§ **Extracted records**
%%
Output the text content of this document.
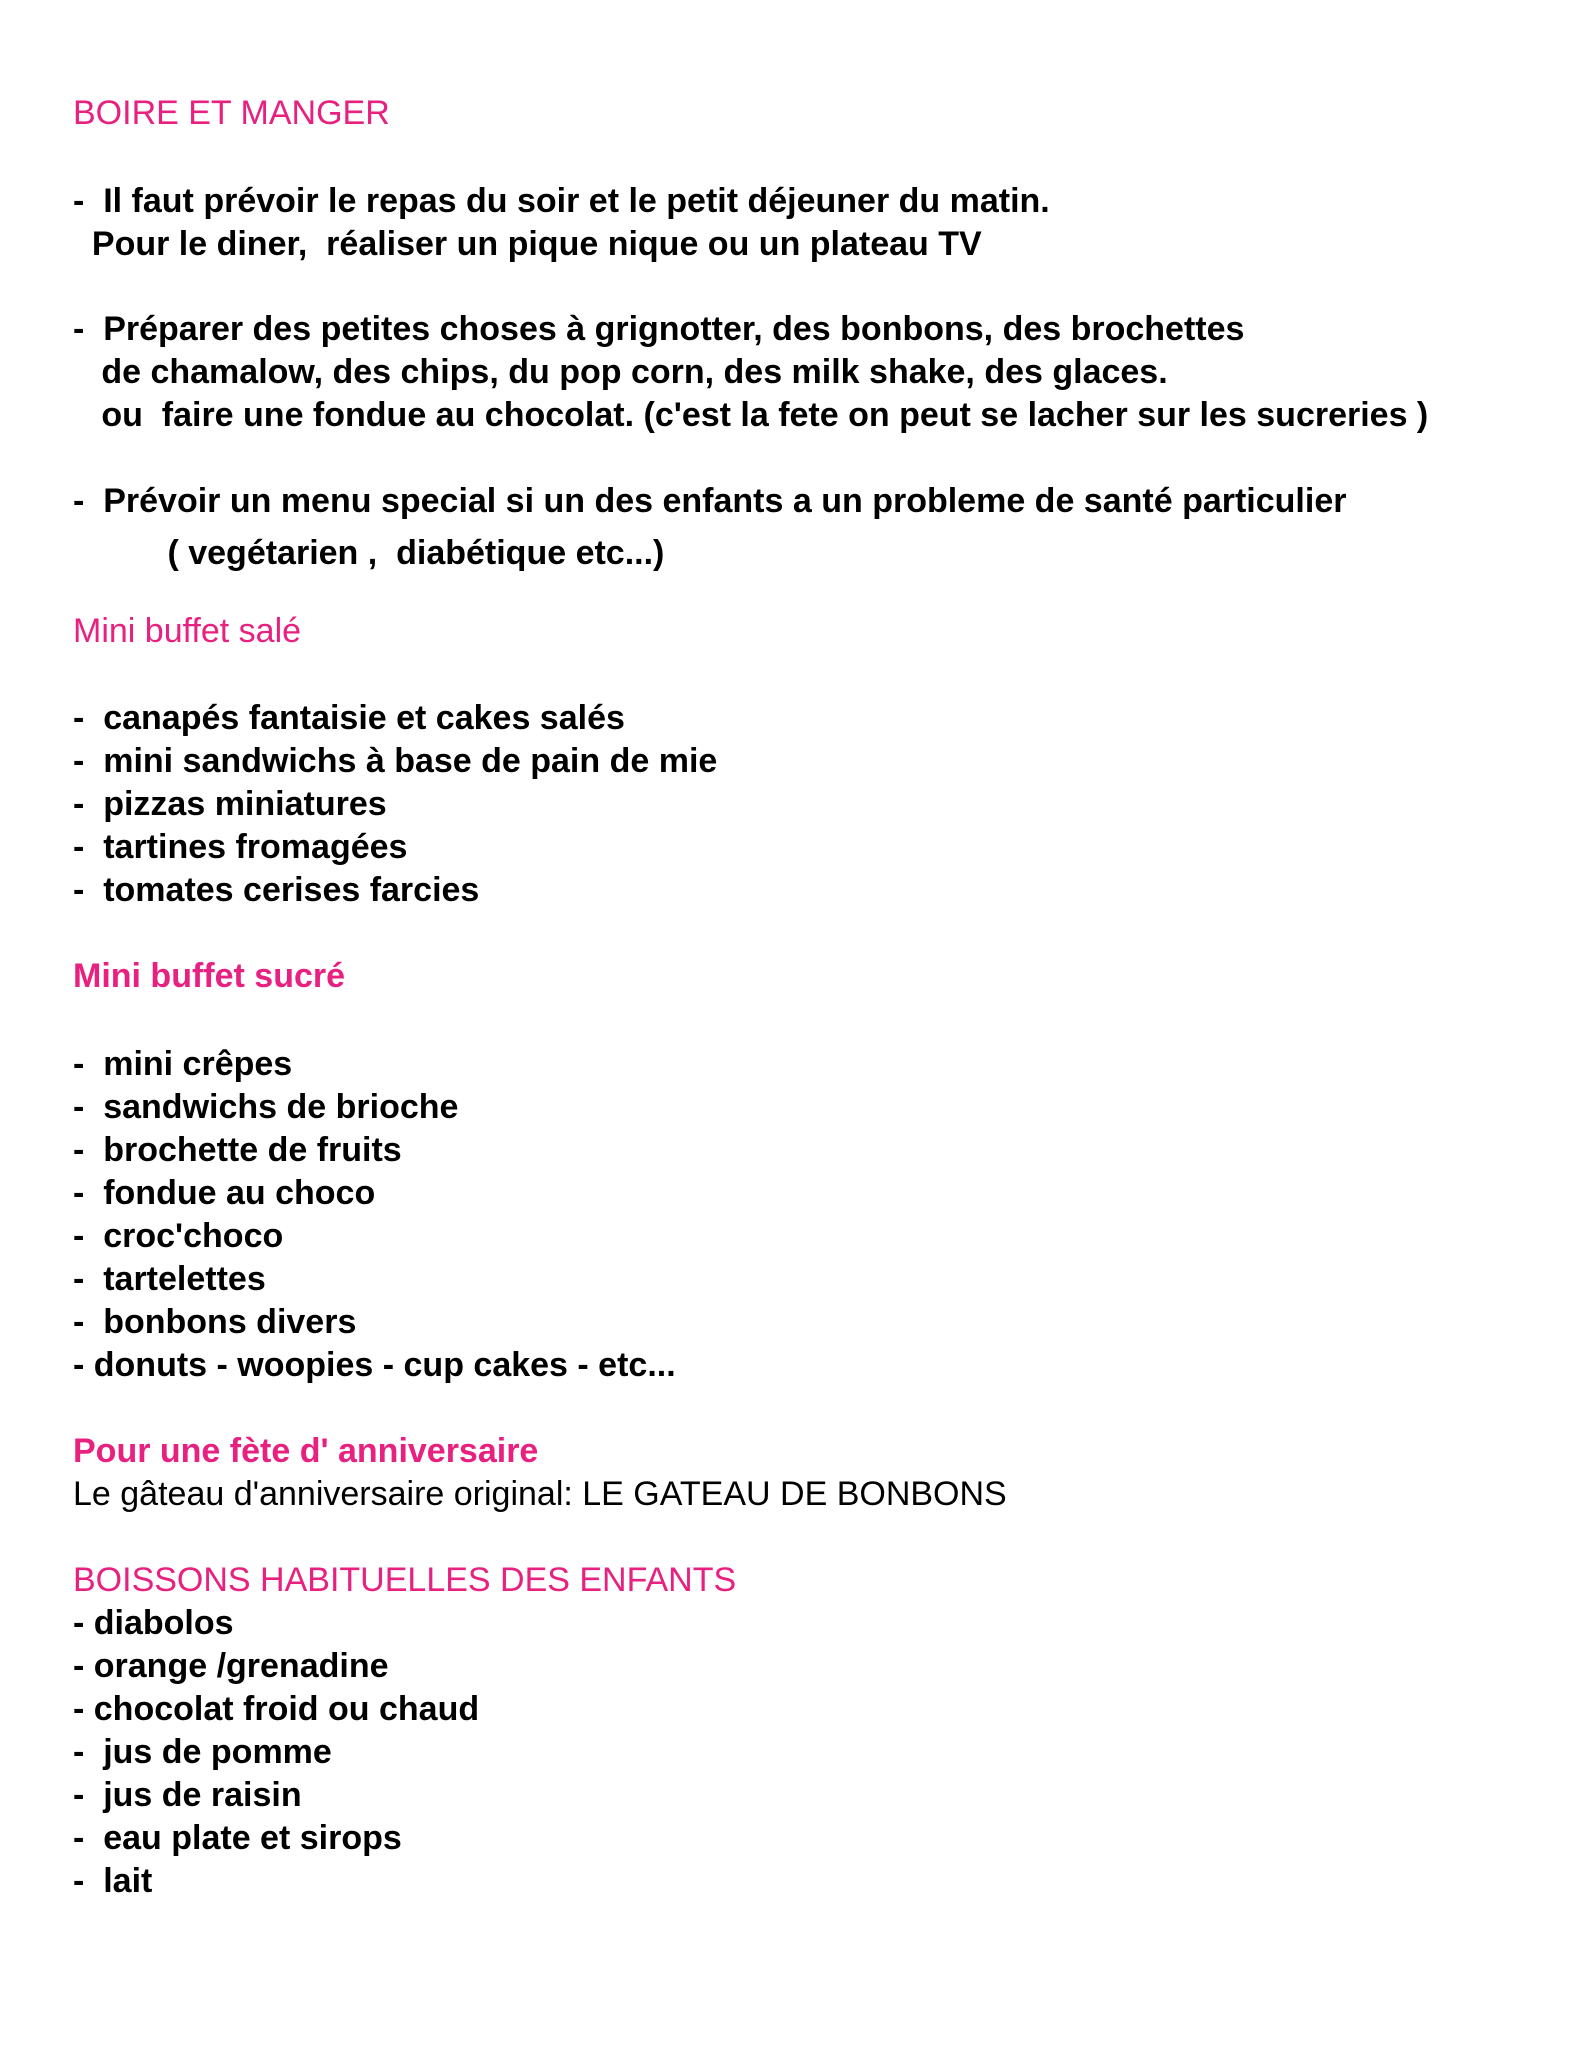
BOIRE ET MANGER
-  Il faut prévoir le repas du soir et le petit déjeuner du matin.
Pour le diner,  réaliser un pique nique ou un plateau TV
-  Préparer des petites choses à grignotter, des bonbons, des brochettes
de chamalow, des chips, du pop corn, des milk shake, des glaces.
ou  faire une fondue au chocolat. (c'est la fete on peut se lacher sur les sucreries )
-  Prévoir un menu special si un des enfants a un probleme de santé particulier
( vegétarien ,  diabétique etc...)
Mini buffet salé
-  canapés fantaisie et cakes salés
-  mini sandwichs à base de pain de mie
-  pizzas miniatures
-  tartines fromagées
-  tomates cerises farcies
Mini buffet sucré
-  mini crêpes
-  sandwichs de brioche
-  brochette de fruits
-  fondue au choco
-  croc'choco
-  tartelettes
-  bonbons divers
- donuts - woopies - cup cakes - etc...
Pour une fète d' anniversaire
Le gâteau d'anniversaire original: LE GATEAU DE BONBONS
BOISSONS HABITUELLES DES ENFANTS
- diabolos
- orange /grenadine
- chocolat froid ou chaud
-  jus de pomme
-  jus de raisin
-  eau plate et sirops
-  lait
%%
§ **Written exercise**
Without including any pictures, please restate all the records exactly.

§ **Reply**
Output the text content of this document.
BOIRE ET MANGER
-  Il faut prévoir le repas du soir et le petit déjeuner du matin.
Pour le diner,  réaliser un pique nique ou un plateau TV
-  Préparer des petites choses à grignotter, des bonbons, des brochettes
de chamalow, des chips, du pop corn, des milk shake, des glaces.
ou  faire une fondue au chocolat. (c'est la fete on peut se lacher sur les sucreries )
-  Prévoir un menu special si un des enfants a un probleme de santé particulier
( vegétarien ,  diabétique etc...)
Mini buffet salé
-  canapés fantaisie et cakes salés
-  mini sandwichs à base de pain de mie
-  pizzas miniatures
-  tartines fromagées
-  tomates cerises farcies
Mini buffet sucré
-  mini crêpes
-  sandwichs de brioche
-  brochette de fruits
-  fondue au choco
-  croc'choco
-  tartelettes
-  bonbons divers
- donuts - woopies - cup cakes - etc...
Pour une fète d' anniversaire
Le gâteau d'anniversaire original: LE GATEAU DE BONBONS
BOISSONS HABITUELLES DES ENFANTS
- diabolos
- orange /grenadine
- chocolat froid ou chaud
-  jus de pomme
-  jus de raisin
-  eau plate et sirops
-  lait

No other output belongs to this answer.